*Do this*: Repeat all of the records verbatim.

╭─ Available data

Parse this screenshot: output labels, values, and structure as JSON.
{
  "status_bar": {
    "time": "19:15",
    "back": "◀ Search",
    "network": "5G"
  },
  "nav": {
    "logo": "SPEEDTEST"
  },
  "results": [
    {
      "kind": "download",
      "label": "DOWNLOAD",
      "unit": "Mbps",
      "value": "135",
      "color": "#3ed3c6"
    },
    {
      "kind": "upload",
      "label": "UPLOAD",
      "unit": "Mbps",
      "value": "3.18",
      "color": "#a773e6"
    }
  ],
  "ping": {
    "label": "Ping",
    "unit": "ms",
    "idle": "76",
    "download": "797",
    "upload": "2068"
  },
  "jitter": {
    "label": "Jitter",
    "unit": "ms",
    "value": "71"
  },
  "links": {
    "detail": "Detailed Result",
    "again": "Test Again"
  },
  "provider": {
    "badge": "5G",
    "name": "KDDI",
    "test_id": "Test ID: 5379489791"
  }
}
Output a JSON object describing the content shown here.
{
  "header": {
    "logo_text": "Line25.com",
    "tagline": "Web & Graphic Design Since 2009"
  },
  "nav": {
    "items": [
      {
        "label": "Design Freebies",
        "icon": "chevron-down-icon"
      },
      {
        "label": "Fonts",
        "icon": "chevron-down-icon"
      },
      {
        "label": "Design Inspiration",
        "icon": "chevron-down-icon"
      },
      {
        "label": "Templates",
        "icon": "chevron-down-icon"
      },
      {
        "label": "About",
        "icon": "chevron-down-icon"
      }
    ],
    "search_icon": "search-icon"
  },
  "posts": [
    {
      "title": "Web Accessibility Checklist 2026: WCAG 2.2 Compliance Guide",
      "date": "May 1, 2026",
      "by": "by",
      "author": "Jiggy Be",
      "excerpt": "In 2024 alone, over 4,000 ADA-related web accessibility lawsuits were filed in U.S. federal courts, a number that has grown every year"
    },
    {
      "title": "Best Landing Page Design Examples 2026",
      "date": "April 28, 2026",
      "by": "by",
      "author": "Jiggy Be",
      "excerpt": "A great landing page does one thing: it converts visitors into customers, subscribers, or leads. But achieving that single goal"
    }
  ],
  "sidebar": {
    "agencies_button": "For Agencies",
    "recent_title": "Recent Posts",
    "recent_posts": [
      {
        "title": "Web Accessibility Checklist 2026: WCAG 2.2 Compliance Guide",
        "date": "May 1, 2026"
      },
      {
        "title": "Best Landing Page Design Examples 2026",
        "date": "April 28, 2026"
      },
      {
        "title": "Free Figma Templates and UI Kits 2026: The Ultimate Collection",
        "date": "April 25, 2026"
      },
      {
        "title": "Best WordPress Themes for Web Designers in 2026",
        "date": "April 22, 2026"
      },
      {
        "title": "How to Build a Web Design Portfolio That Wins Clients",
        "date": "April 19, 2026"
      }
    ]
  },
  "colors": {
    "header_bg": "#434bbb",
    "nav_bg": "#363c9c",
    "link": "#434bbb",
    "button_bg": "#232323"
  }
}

╰─

*Answer to this problem*:
Parse this screenshot: output labels, values, and structure as JSON.
{
  "status_bar": {
    "time": "19:15",
    "back": "◀ Search",
    "network": "5G"
  },
  "nav": {
    "logo": "SPEEDTEST"
  },
  "results": [
    {
      "kind": "download",
      "label": "DOWNLOAD",
      "unit": "Mbps",
      "value": "135",
      "color": "#3ed3c6"
    },
    {
      "kind": "upload",
      "label": "UPLOAD",
      "unit": "Mbps",
      "value": "3.18",
      "color": "#a773e6"
    }
  ],
  "ping": {
    "label": "Ping",
    "unit": "ms",
    "idle": "76",
    "download": "797",
    "upload": "2068"
  },
  "jitter": {
    "label": "Jitter",
    "unit": "ms",
    "value": "71"
  },
  "links": {
    "detail": "Detailed Result",
    "again": "Test Again"
  },
  "provider": {
    "badge": "5G",
    "name": "KDDI",
    "test_id": "Test ID: 5379489791"
  }
}
Output a JSON object describing the content shown here.
{
  "header": {
    "logo_text": "Line25.com",
    "tagline": "Web & Graphic Design Since 2009"
  },
  "nav": {
    "items": [
      {
        "label": "Design Freebies",
        "icon": "chevron-down-icon"
      },
      {
        "label": "Fonts",
        "icon": "chevron-down-icon"
      },
      {
        "label": "Design Inspiration",
        "icon": "chevron-down-icon"
      },
      {
        "label": "Templates",
        "icon": "chevron-down-icon"
      },
      {
        "label": "About",
        "icon": "chevron-down-icon"
      }
    ],
    "search_icon": "search-icon"
  },
  "posts": [
    {
      "title": "Web Accessibility Checklist 2026: WCAG 2.2 Compliance Guide",
      "date": "May 1, 2026",
      "by": "by",
      "author": "Jiggy Be",
      "excerpt": "In 2024 alone, over 4,000 ADA-related web accessibility lawsuits were filed in U.S. federal courts, a number that has grown every year"
    },
    {
      "title": "Best Landing Page Design Examples 2026",
      "date": "April 28, 2026",
      "by": "by",
      "author": "Jiggy Be",
      "excerpt": "A great landing page does one thing: it converts visitors into customers, subscribers, or leads. But achieving that single goal"
    }
  ],
  "sidebar": {
    "agencies_button": "For Agencies",
    "recent_title": "Recent Posts",
    "recent_posts": [
      {
        "title": "Web Accessibility Checklist 2026: WCAG 2.2 Compliance Guide",
        "date": "May 1, 2026"
      },
      {
        "title": "Best Landing Page Design Examples 2026",
        "date": "April 28, 2026"
      },
      {
        "title": "Free Figma Templates and UI Kits 2026: The Ultimate Collection",
        "date": "April 25, 2026"
      },
      {
        "title": "Best WordPress Themes for Web Designers in 2026",
        "date": "April 22, 2026"
      },
      {
        "title": "How to Build a Web Design Portfolio That Wins Clients",
        "date": "April 19, 2026"
      }
    ]
  },
  "colors": {
    "header_bg": "#434bbb",
    "nav_bg": "#363c9c",
    "link": "#434bbb",
    "button_bg": "#232323"
  }
}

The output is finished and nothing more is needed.